* begin *

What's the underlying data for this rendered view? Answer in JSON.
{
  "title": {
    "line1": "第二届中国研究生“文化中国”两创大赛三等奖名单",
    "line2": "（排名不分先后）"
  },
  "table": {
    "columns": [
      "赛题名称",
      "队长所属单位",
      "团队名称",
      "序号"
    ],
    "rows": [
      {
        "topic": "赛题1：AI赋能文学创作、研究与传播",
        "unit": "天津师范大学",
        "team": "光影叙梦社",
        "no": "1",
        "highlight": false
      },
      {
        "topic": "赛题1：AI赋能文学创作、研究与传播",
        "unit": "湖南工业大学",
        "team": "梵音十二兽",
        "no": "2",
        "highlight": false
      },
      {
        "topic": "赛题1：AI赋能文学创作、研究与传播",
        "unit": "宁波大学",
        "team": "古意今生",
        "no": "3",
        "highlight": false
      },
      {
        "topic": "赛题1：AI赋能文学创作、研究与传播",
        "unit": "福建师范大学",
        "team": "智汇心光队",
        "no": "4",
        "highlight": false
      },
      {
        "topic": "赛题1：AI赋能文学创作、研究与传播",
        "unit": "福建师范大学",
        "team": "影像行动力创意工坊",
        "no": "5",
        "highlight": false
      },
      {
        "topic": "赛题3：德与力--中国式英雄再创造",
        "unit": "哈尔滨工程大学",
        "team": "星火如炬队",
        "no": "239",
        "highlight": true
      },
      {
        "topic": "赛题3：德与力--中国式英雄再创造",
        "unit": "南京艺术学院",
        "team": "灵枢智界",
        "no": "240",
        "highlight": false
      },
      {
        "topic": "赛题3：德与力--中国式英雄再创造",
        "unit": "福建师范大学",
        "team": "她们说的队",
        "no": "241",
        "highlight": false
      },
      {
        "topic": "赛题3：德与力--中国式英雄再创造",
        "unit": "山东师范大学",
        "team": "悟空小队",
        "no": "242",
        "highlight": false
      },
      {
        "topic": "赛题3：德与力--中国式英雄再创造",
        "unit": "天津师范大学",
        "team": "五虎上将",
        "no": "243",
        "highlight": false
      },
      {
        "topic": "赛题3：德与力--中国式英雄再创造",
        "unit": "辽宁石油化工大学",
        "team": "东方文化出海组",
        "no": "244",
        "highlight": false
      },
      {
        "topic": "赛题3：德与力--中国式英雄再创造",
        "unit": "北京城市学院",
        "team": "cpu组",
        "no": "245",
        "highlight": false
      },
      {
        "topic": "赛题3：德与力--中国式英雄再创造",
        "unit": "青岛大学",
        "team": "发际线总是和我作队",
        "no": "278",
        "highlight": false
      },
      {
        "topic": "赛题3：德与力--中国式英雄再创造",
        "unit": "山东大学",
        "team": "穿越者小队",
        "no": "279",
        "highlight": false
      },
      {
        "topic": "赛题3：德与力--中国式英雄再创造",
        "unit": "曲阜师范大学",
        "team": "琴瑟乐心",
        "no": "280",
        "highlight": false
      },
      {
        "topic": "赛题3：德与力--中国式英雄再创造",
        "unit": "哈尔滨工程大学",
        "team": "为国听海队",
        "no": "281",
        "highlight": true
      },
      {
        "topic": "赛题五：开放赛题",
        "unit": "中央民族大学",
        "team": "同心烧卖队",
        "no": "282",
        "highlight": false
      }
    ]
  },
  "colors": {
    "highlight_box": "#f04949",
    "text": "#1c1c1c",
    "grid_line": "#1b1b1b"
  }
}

* end *

▶ [Task directions] Reproduce the full listing word for word.

▶ [Solution to this exercise]
What's the underlying data for this rendered view? Answer in JSON.
{
  "title": {
    "line1": "第二届中国研究生“文化中国”两创大赛三等奖名单",
    "line2": "（排名不分先后）"
  },
  "table": {
    "columns": [
      "赛题名称",
      "队长所属单位",
      "团队名称",
      "序号"
    ],
    "rows": [
      {
        "topic": "赛题1：AI赋能文学创作、研究与传播",
        "unit": "天津师范大学",
        "team": "光影叙梦社",
        "no": "1",
        "highlight": false
      },
      {
        "topic": "赛题1：AI赋能文学创作、研究与传播",
        "unit": "湖南工业大学",
        "team": "梵音十二兽",
        "no": "2",
        "highlight": false
      },
      {
        "topic": "赛题1：AI赋能文学创作、研究与传播",
        "unit": "宁波大学",
        "team": "古意今生",
        "no": "3",
        "highlight": false
      },
      {
        "topic": "赛题1：AI赋能文学创作、研究与传播",
        "unit": "福建师范大学",
        "team": "智汇心光队",
        "no": "4",
        "highlight": false
      },
      {
        "topic": "赛题1：AI赋能文学创作、研究与传播",
        "unit": "福建师范大学",
        "team": "影像行动力创意工坊",
        "no": "5",
        "highlight": false
      },
      {
        "topic": "赛题3：德与力--中国式英雄再创造",
        "unit": "哈尔滨工程大学",
        "team": "星火如炬队",
        "no": "239",
        "highlight": true
      },
      {
        "topic": "赛题3：德与力--中国式英雄再创造",
        "unit": "南京艺术学院",
        "team": "灵枢智界",
        "no": "240",
        "highlight": false
      },
      {
        "topic": "赛题3：德与力--中国式英雄再创造",
        "unit": "福建师范大学",
        "team": "她们说的队",
        "no": "241",
        "highlight": false
      },
      {
        "topic": "赛题3：德与力--中国式英雄再创造",
        "unit": "山东师范大学",
        "team": "悟空小队",
        "no": "242",
        "highlight": false
      },
      {
        "topic": "赛题3：德与力--中国式英雄再创造",
        "unit": "天津师范大学",
        "team": "五虎上将",
        "no": "243",
        "highlight": false
      },
      {
        "topic": "赛题3：德与力--中国式英雄再创造",
        "unit": "辽宁石油化工大学",
        "team": "东方文化出海组",
        "no": "244",
        "highlight": false
      },
      {
        "topic": "赛题3：德与力--中国式英雄再创造",
        "unit": "北京城市学院",
        "team": "cpu组",
        "no": "245",
        "highlight": false
      },
      {
        "topic": "赛题3：德与力--中国式英雄再创造",
        "unit": "青岛大学",
        "team": "发际线总是和我作队",
        "no": "278",
        "highlight": false
      },
      {
        "topic": "赛题3：德与力--中国式英雄再创造",
        "unit": "山东大学",
        "team": "穿越者小队",
        "no": "279",
        "highlight": false
      },
      {
        "topic": "赛题3：德与力--中国式英雄再创造",
        "unit": "曲阜师范大学",
        "team": "琴瑟乐心",
        "no": "280",
        "highlight": false
      },
      {
        "topic": "赛题3：德与力--中国式英雄再创造",
        "unit": "哈尔滨工程大学",
        "team": "为国听海队",
        "no": "281",
        "highlight": true
      },
      {
        "topic": "赛题五：开放赛题",
        "unit": "中央民族大学",
        "team": "同心烧卖队",
        "no": "282",
        "highlight": false
      }
    ]
  },
  "colors": {
    "highlight_box": "#f04949",
    "text": "#1c1c1c",
    "grid_line": "#1b1b1b"
  }
}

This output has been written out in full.